# Objective
Return the whole listing, line for line, without the pictures in it.

Dataset items:
━━━━━━━━━━━━━━━━━━━━

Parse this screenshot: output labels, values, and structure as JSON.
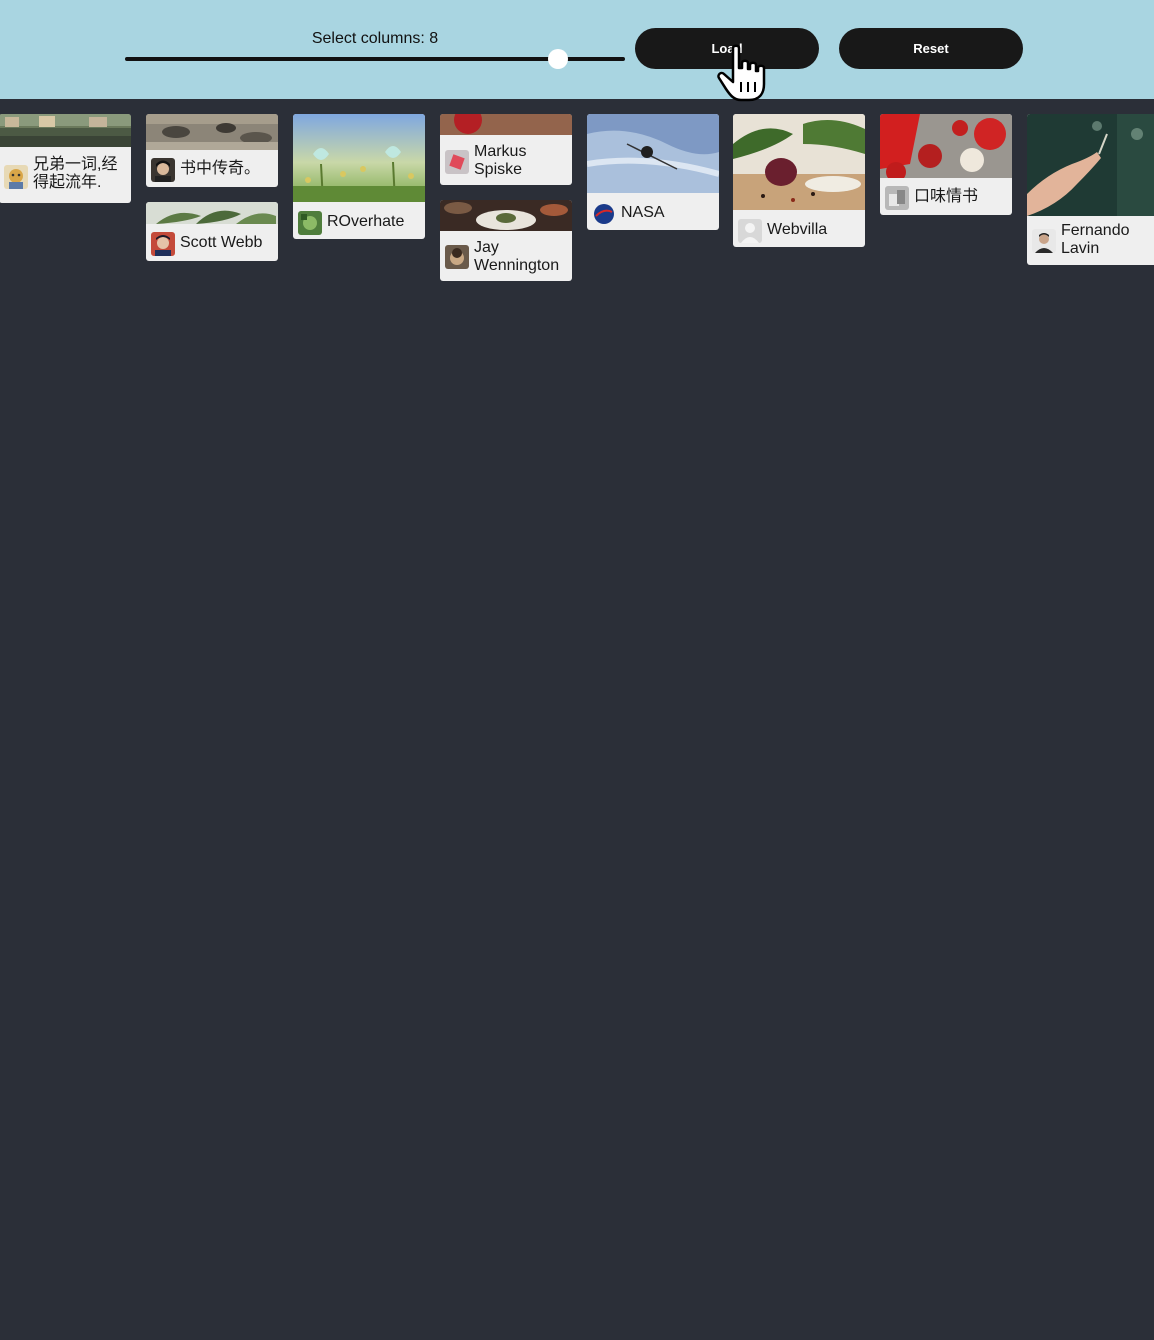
{
  "controls": {
    "label_prefix": "Select columns: ",
    "columns": 8,
    "columns_min": 1,
    "columns_max": 10,
    "load_label": "Load",
    "reset_label": "Reset"
  },
  "cards": [
    {
      "name": "兄弟一词,经得起流年.",
      "photo": "lakeside-houses"
    },
    {
      "name": "书中传奇。",
      "photo": "rocky-shore"
    },
    {
      "name": "Scott Webb",
      "photo": "green-leaves"
    },
    {
      "name": "ROverhate",
      "photo": "butterflies-flowers"
    },
    {
      "name": "Markus Spiske",
      "photo": "red-apple"
    },
    {
      "name": "Jay Wennington",
      "photo": "plated-dish"
    },
    {
      "name": "NASA",
      "photo": "satellite-earth"
    },
    {
      "name": "Webvilla",
      "photo": "onions-herbs"
    },
    {
      "name": "口味情书",
      "photo": "tomatoes-garlic"
    },
    {
      "name": "Fernando Lavin",
      "photo": "hand-reaching"
    }
  ]
}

━━━━━━━━━━━━━━━━━━━━

# Solution for this exercise
Parse this screenshot: output labels, values, and structure as JSON.
{
  "controls": {
    "label_prefix": "Select columns: ",
    "columns": 8,
    "columns_min": 1,
    "columns_max": 10,
    "load_label": "Load",
    "reset_label": "Reset"
  },
  "cards": [
    {
      "name": "兄弟一词,经得起流年.",
      "photo": "lakeside-houses"
    },
    {
      "name": "书中传奇。",
      "photo": "rocky-shore"
    },
    {
      "name": "Scott Webb",
      "photo": "green-leaves"
    },
    {
      "name": "ROverhate",
      "photo": "butterflies-flowers"
    },
    {
      "name": "Markus Spiske",
      "photo": "red-apple"
    },
    {
      "name": "Jay Wennington",
      "photo": "plated-dish"
    },
    {
      "name": "NASA",
      "photo": "satellite-earth"
    },
    {
      "name": "Webvilla",
      "photo": "onions-herbs"
    },
    {
      "name": "口味情书",
      "photo": "tomatoes-garlic"
    },
    {
      "name": "Fernando Lavin",
      "photo": "hand-reaching"
    }
  ]
}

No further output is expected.